■ Set exercise:
Read through the data and report every line in which the word "JSON" occurs.

■ Input rows:
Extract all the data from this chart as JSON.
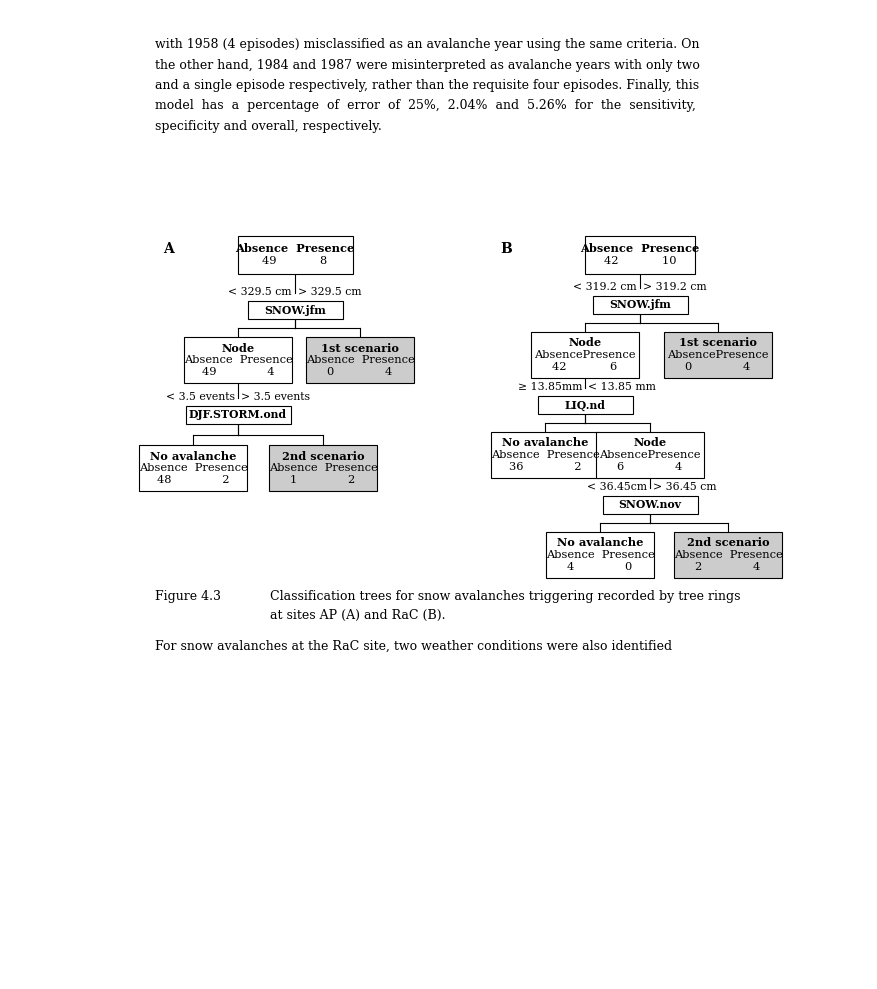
{
  "page_bg": "#ffffff",
  "box_bg_white": "#ffffff",
  "box_bg_gray": "#cccccc",
  "box_border": "#000000",
  "text_color": "#000000",
  "top_text_lines": [
    "with 1958 (4 episodes) misclassified as an avalanche year using the same criteria. On",
    "the other hand, 1984 and 1987 were misinterpreted as avalanche years with only two",
    "and a single episode respectively, rather than the requisite four episodes. Finally, this",
    "model  has  a  percentage  of  error  of  25%,  2.04%  and  5.26%  for  the  sensitivity,",
    "specificity and overall, respectively."
  ],
  "caption_label": "Figure 4.3",
  "caption_text": "Classification trees for snow avalanches triggering recorded by tree rings\nat sites AP (A) and RaC (B).",
  "bottom_text": "For snow avalanches at the RaC site, two weather conditions were also identified",
  "tree_A": {
    "label": "A",
    "root": {
      "lines": [
        "Absence  Presence",
        "49            8"
      ],
      "gray": false
    },
    "split1": {
      "lines": [
        "SNOW.jfm"
      ],
      "left_label": "< 329.5 cm",
      "right_label": "> 329.5 cm"
    },
    "left1": {
      "lines": [
        "Node",
        "Absence  Presence",
        "49              4"
      ],
      "gray": false
    },
    "right1": {
      "lines": [
        "1st scenario",
        "Absence  Presence",
        "0              4"
      ],
      "gray": true
    },
    "split2": {
      "lines": [
        "DJF.STORM.ond"
      ],
      "left_label": "< 3.5 events",
      "right_label": "> 3.5 events"
    },
    "left2": {
      "lines": [
        "No avalanche",
        "Absence  Presence",
        "48              2"
      ],
      "gray": false
    },
    "right2": {
      "lines": [
        "2nd scenario",
        "Absence  Presence",
        "1              2"
      ],
      "gray": true
    }
  },
  "tree_B": {
    "label": "B",
    "root": {
      "lines": [
        "Absence  Presence",
        "42            10"
      ],
      "gray": false
    },
    "split1": {
      "lines": [
        "SNOW.jfm"
      ],
      "left_label": "< 319.2 cm",
      "right_label": "> 319.2 cm"
    },
    "left1": {
      "lines": [
        "Node",
        "AbsencePresence",
        "42            6"
      ],
      "gray": false
    },
    "right1": {
      "lines": [
        "1st scenario",
        "AbsencePresence",
        "0              4"
      ],
      "gray": true
    },
    "split2": {
      "lines": [
        "LIQ.nd"
      ],
      "left_label": "≥ 13.85mm",
      "right_label": "< 13.85 mm"
    },
    "left2": {
      "lines": [
        "No avalanche",
        "Absence  Presence",
        "36              2"
      ],
      "gray": false
    },
    "right2_node": {
      "lines": [
        "Node",
        "AbsencePresence",
        "6              4"
      ],
      "gray": false
    },
    "split3": {
      "lines": [
        "SNOW.nov"
      ],
      "left_label": "< 36.45cm",
      "right_label": "> 36.45 cm"
    },
    "left3": {
      "lines": [
        "No avalanche",
        "Absence  Presence",
        "4              0"
      ],
      "gray": false
    },
    "right3": {
      "lines": [
        "2nd scenario",
        "Absence  Presence",
        "2              4"
      ],
      "gray": true
    }
  }
}
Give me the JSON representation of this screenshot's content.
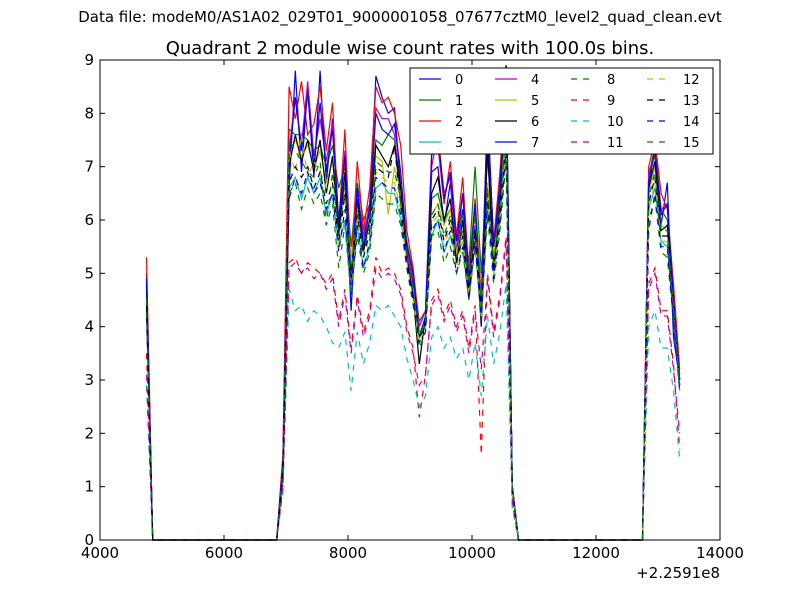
{
  "suptitle": "Data file: modeM0/AS1A02_029T01_9000001058_07677cztM0_level2_quad_clean.evt",
  "chart_data": {
    "type": "line",
    "title": "Quadrant 2 module wise count rates with 100.0s bins.",
    "xlabel": "",
    "ylabel": "",
    "xlim": [
      4000,
      14000
    ],
    "ylim": [
      0,
      9
    ],
    "x_offset_label": "+2.2591e8",
    "xticks": [
      4000,
      6000,
      8000,
      10000,
      12000,
      14000
    ],
    "yticks": [
      0,
      1,
      2,
      3,
      4,
      5,
      6,
      7,
      8,
      9
    ],
    "legend_position": "top-right",
    "x": [
      4750,
      4850,
      4950,
      5050,
      6850,
      6950,
      7050,
      7150,
      7250,
      7350,
      7450,
      7550,
      7650,
      7750,
      7850,
      7950,
      8050,
      8150,
      8250,
      8350,
      8450,
      8550,
      8650,
      8750,
      8850,
      8950,
      9050,
      9150,
      9250,
      9350,
      9450,
      9550,
      9650,
      9750,
      9850,
      9950,
      10050,
      10150,
      10250,
      10350,
      10450,
      10550,
      10650,
      10750,
      10850,
      12750,
      12850,
      12950,
      13050,
      13150,
      13250,
      13350
    ],
    "series": [
      {
        "name": "0",
        "color": "#0000ff",
        "dash": "solid",
        "values": [
          5.0,
          0,
          0,
          0,
          0,
          1.5,
          6.6,
          8.8,
          6.9,
          8.5,
          6.8,
          8.8,
          6.7,
          7.9,
          5.7,
          6.8,
          4.3,
          6.4,
          5.6,
          6.3,
          8.7,
          8.3,
          8.0,
          8.1,
          6.6,
          5.4,
          4.8,
          3.9,
          4.0,
          6.9,
          7.0,
          5.9,
          6.7,
          5.4,
          6.2,
          4.6,
          5.9,
          4.4,
          7.7,
          5.1,
          6.6,
          8.9,
          1.0,
          0,
          0,
          0,
          6.5,
          7.5,
          5.9,
          6.7,
          3.8,
          3.0
        ]
      },
      {
        "name": "1",
        "color": "#008000",
        "dash": "solid",
        "values": [
          4.7,
          0,
          0,
          0,
          0,
          1.3,
          7.7,
          7.6,
          7.6,
          7.5,
          7.3,
          7.4,
          7.0,
          7.4,
          6.6,
          7.0,
          5.5,
          6.7,
          6.0,
          6.3,
          7.5,
          7.4,
          7.6,
          7.5,
          6.3,
          5.6,
          5.0,
          4.1,
          4.3,
          6.4,
          6.5,
          6.0,
          6.2,
          5.7,
          6.1,
          5.2,
          7.0,
          5.0,
          7.2,
          5.5,
          6.5,
          8.1,
          1.0,
          0,
          0,
          0,
          6.8,
          7.4,
          6.2,
          6.0,
          4.6,
          3.0
        ]
      },
      {
        "name": "2",
        "color": "#ff0000",
        "dash": "solid",
        "values": [
          5.3,
          0,
          0,
          0,
          0,
          1.6,
          8.5,
          7.9,
          8.6,
          7.6,
          7.8,
          8.5,
          7.3,
          8.2,
          5.9,
          7.7,
          5.1,
          7.1,
          5.8,
          6.6,
          8.5,
          8.2,
          8.3,
          8.0,
          7.4,
          5.8,
          5.1,
          4.0,
          4.3,
          7.3,
          7.4,
          6.3,
          7.1,
          5.7,
          6.8,
          5.0,
          6.4,
          4.6,
          7.9,
          5.6,
          6.9,
          8.6,
          1.0,
          0,
          0,
          0,
          7.0,
          7.5,
          6.5,
          6.2,
          4.8,
          3.2
        ]
      },
      {
        "name": "3",
        "color": "#00bfbf",
        "dash": "solid",
        "values": [
          4.5,
          0,
          0,
          0,
          0,
          1.2,
          6.6,
          6.8,
          6.4,
          6.8,
          6.5,
          6.8,
          6.1,
          6.5,
          5.5,
          6.0,
          4.6,
          5.9,
          5.1,
          5.5,
          6.6,
          6.7,
          6.5,
          6.5,
          6.0,
          5.3,
          4.6,
          3.8,
          4.0,
          5.7,
          6.0,
          5.4,
          5.7,
          5.3,
          5.6,
          4.6,
          5.6,
          4.2,
          6.3,
          5.0,
          6.0,
          7.4,
          0.9,
          0,
          0,
          0,
          6.2,
          6.6,
          5.6,
          5.5,
          4.2,
          2.8
        ]
      },
      {
        "name": "4",
        "color": "#bf00bf",
        "dash": "solid",
        "values": [
          4.9,
          0,
          0,
          0,
          0,
          1.4,
          7.3,
          8.3,
          7.4,
          8.6,
          7.2,
          7.9,
          7.1,
          7.8,
          5.9,
          7.3,
          5.0,
          6.6,
          5.7,
          6.3,
          8.1,
          7.9,
          7.9,
          7.6,
          6.5,
          5.4,
          4.9,
          4.0,
          4.3,
          7.0,
          7.6,
          6.5,
          6.8,
          5.4,
          6.5,
          4.8,
          6.2,
          4.3,
          8.1,
          5.5,
          6.7,
          8.5,
          1.0,
          0,
          0,
          0,
          6.9,
          7.2,
          6.2,
          6.3,
          4.6,
          3.1
        ]
      },
      {
        "name": "5",
        "color": "#bfbf00",
        "dash": "solid",
        "values": [
          4.6,
          0,
          0,
          0,
          0,
          1.3,
          7.2,
          7.5,
          7.2,
          7.4,
          7.0,
          7.3,
          6.7,
          7.1,
          6.0,
          6.8,
          5.2,
          6.3,
          5.6,
          6.0,
          7.2,
          7.1,
          6.1,
          7.0,
          6.5,
          5.3,
          4.7,
          3.9,
          4.1,
          6.1,
          6.3,
          5.9,
          6.2,
          5.4,
          5.7,
          5.0,
          6.1,
          4.5,
          6.7,
          5.3,
          6.2,
          7.8,
          0.9,
          0,
          0,
          0,
          6.5,
          7.0,
          5.9,
          5.8,
          4.4,
          2.9
        ]
      },
      {
        "name": "6",
        "color": "#000000",
        "dash": "solid",
        "values": [
          4.8,
          0,
          0,
          0,
          0,
          1.4,
          7.0,
          7.6,
          7.1,
          7.5,
          6.9,
          7.5,
          6.5,
          7.2,
          5.8,
          6.9,
          4.9,
          6.4,
          5.4,
          6.0,
          7.4,
          7.2,
          7.0,
          7.4,
          6.6,
          5.3,
          4.6,
          3.3,
          4.2,
          6.5,
          6.8,
          6.0,
          6.4,
          5.2,
          6.0,
          4.6,
          5.8,
          4.0,
          7.4,
          5.0,
          6.3,
          8.9,
          1.0,
          0,
          0,
          0,
          6.6,
          7.1,
          5.8,
          5.9,
          4.3,
          2.9
        ]
      },
      {
        "name": "7",
        "color": "#0000ff",
        "dash": "solid",
        "values": [
          4.9,
          0,
          0,
          0,
          0,
          1.4,
          7.1,
          8.3,
          7.3,
          8.4,
          7.0,
          8.2,
          6.9,
          7.7,
          6.0,
          7.2,
          4.8,
          6.6,
          5.5,
          6.2,
          8.0,
          7.7,
          7.6,
          7.8,
          6.9,
          5.5,
          5.0,
          3.8,
          4.2,
          7.2,
          7.6,
          6.4,
          6.9,
          5.6,
          6.5,
          4.9,
          6.3,
          4.3,
          8.1,
          5.5,
          6.6,
          8.7,
          1.0,
          0,
          0,
          0,
          6.7,
          7.3,
          6.1,
          6.3,
          4.5,
          3.0
        ]
      },
      {
        "name": "8",
        "color": "#008000",
        "dash": "dashed",
        "values": [
          4.2,
          0,
          0,
          0,
          0,
          1.2,
          6.5,
          6.7,
          6.2,
          6.6,
          6.3,
          6.5,
          5.9,
          6.3,
          5.1,
          5.9,
          4.6,
          5.7,
          5.0,
          5.4,
          6.5,
          6.4,
          6.3,
          6.3,
          5.9,
          5.1,
          4.4,
          3.6,
          3.9,
          5.7,
          5.8,
          5.2,
          5.5,
          5.0,
          5.4,
          4.5,
          5.5,
          4.1,
          6.1,
          4.8,
          5.8,
          7.1,
          0.9,
          0,
          0,
          0,
          6.0,
          6.4,
          5.4,
          5.3,
          4.1,
          2.8
        ]
      },
      {
        "name": "9",
        "color": "#ff0000",
        "dash": "dashed",
        "values": [
          3.5,
          0,
          0,
          0,
          0,
          1.0,
          5.2,
          5.3,
          5.0,
          5.2,
          5.1,
          5.0,
          4.8,
          5.0,
          4.1,
          4.7,
          3.6,
          4.6,
          3.9,
          4.3,
          5.3,
          5.0,
          5.1,
          5.0,
          4.7,
          4.0,
          3.6,
          2.3,
          3.1,
          4.5,
          4.7,
          4.2,
          4.5,
          4.0,
          4.3,
          3.6,
          4.4,
          1.6,
          5.0,
          3.9,
          4.6,
          5.7,
          0.7,
          0,
          0,
          0,
          4.8,
          5.1,
          4.3,
          4.3,
          3.3,
          1.7
        ]
      },
      {
        "name": "10",
        "color": "#00bfbf",
        "dash": "dashed",
        "values": [
          2.9,
          0,
          0,
          0,
          0,
          0.9,
          4.7,
          4.3,
          4.4,
          4.1,
          4.3,
          4.2,
          4.0,
          3.7,
          3.6,
          3.9,
          2.8,
          3.9,
          3.3,
          3.7,
          4.4,
          4.3,
          4.4,
          4.2,
          4.0,
          3.4,
          3.0,
          2.5,
          2.7,
          3.8,
          4.0,
          3.6,
          3.8,
          3.4,
          3.6,
          3.0,
          3.7,
          2.7,
          4.2,
          3.3,
          3.9,
          4.8,
          0.6,
          0,
          0,
          0,
          4.0,
          4.3,
          3.6,
          3.6,
          2.8,
          1.5
        ]
      },
      {
        "name": "11",
        "color": "#bf00bf",
        "dash": "dashed",
        "values": [
          3.1,
          0,
          0,
          0,
          0,
          1.0,
          5.1,
          5.2,
          5.0,
          5.1,
          4.9,
          5.0,
          4.7,
          4.9,
          4.0,
          4.6,
          3.5,
          4.5,
          3.8,
          4.2,
          5.1,
          4.9,
          5.0,
          4.9,
          4.6,
          3.9,
          3.5,
          2.9,
          3.1,
          4.4,
          4.6,
          4.1,
          4.4,
          3.9,
          4.2,
          3.5,
          4.3,
          3.2,
          4.9,
          3.8,
          4.5,
          5.6,
          0.7,
          0,
          0,
          0,
          4.7,
          5.0,
          4.2,
          4.2,
          3.2,
          2.0
        ]
      },
      {
        "name": "12",
        "color": "#bfbf00",
        "dash": "dashed",
        "values": [
          4.3,
          0,
          0,
          0,
          0,
          1.2,
          7.3,
          6.9,
          7.6,
          6.8,
          7.1,
          6.9,
          6.6,
          6.7,
          5.5,
          6.4,
          4.8,
          6.0,
          5.3,
          5.7,
          6.9,
          6.8,
          6.7,
          6.7,
          6.2,
          5.2,
          4.5,
          3.7,
          4.0,
          5.9,
          6.1,
          5.5,
          5.9,
          5.1,
          5.6,
          4.6,
          5.7,
          4.2,
          6.4,
          5.0,
          6.0,
          7.4,
          0.9,
          0,
          0,
          0,
          6.2,
          6.7,
          5.6,
          5.6,
          4.2,
          2.9
        ]
      },
      {
        "name": "13",
        "color": "#000000",
        "dash": "dashed",
        "values": [
          4.4,
          0,
          0,
          0,
          0,
          1.3,
          6.7,
          7.0,
          6.8,
          7.0,
          6.6,
          6.9,
          6.3,
          6.7,
          5.6,
          6.5,
          4.9,
          6.1,
          5.3,
          5.8,
          7.0,
          6.9,
          6.8,
          7.4,
          6.3,
          5.2,
          4.6,
          3.8,
          4.0,
          6.0,
          6.2,
          5.6,
          6.0,
          5.2,
          5.7,
          4.7,
          5.8,
          4.3,
          6.5,
          5.1,
          6.1,
          7.6,
          0.9,
          0,
          0,
          0,
          6.3,
          6.8,
          5.7,
          5.7,
          4.3,
          2.9
        ]
      },
      {
        "name": "14",
        "color": "#0000ff",
        "dash": "dashed",
        "values": [
          4.3,
          0,
          0,
          0,
          0,
          1.2,
          6.4,
          6.8,
          6.5,
          6.9,
          6.5,
          6.7,
          6.2,
          6.5,
          5.4,
          6.2,
          4.6,
          5.9,
          5.1,
          5.6,
          6.8,
          6.7,
          6.6,
          6.6,
          6.1,
          5.1,
          4.5,
          3.7,
          3.9,
          5.8,
          6.0,
          5.4,
          5.8,
          5.0,
          5.5,
          4.5,
          5.6,
          4.1,
          6.3,
          4.9,
          5.9,
          7.3,
          0.9,
          0,
          0,
          0,
          5.8,
          6.5,
          5.5,
          5.5,
          4.1,
          2.8
        ]
      },
      {
        "name": "15",
        "color": "#008000",
        "dash": "dashed",
        "values": [
          4.5,
          0,
          0,
          0,
          0,
          1.3,
          7.5,
          7.3,
          7.1,
          6.9,
          6.8,
          7.1,
          5.9,
          6.9,
          5.7,
          6.6,
          5.0,
          6.2,
          5.4,
          5.9,
          7.1,
          7.0,
          6.9,
          6.9,
          6.4,
          5.3,
          4.7,
          3.8,
          4.1,
          6.1,
          6.3,
          5.7,
          6.1,
          5.3,
          5.8,
          4.8,
          6.1,
          4.3,
          6.6,
          5.2,
          6.2,
          7.7,
          0.9,
          0,
          0,
          0,
          6.4,
          6.9,
          5.8,
          5.8,
          4.4,
          2.9
        ]
      }
    ]
  }
}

■ Task output:
Extract all the data from this chart as JSON.
Give me the JSON representation of this screenshot's content.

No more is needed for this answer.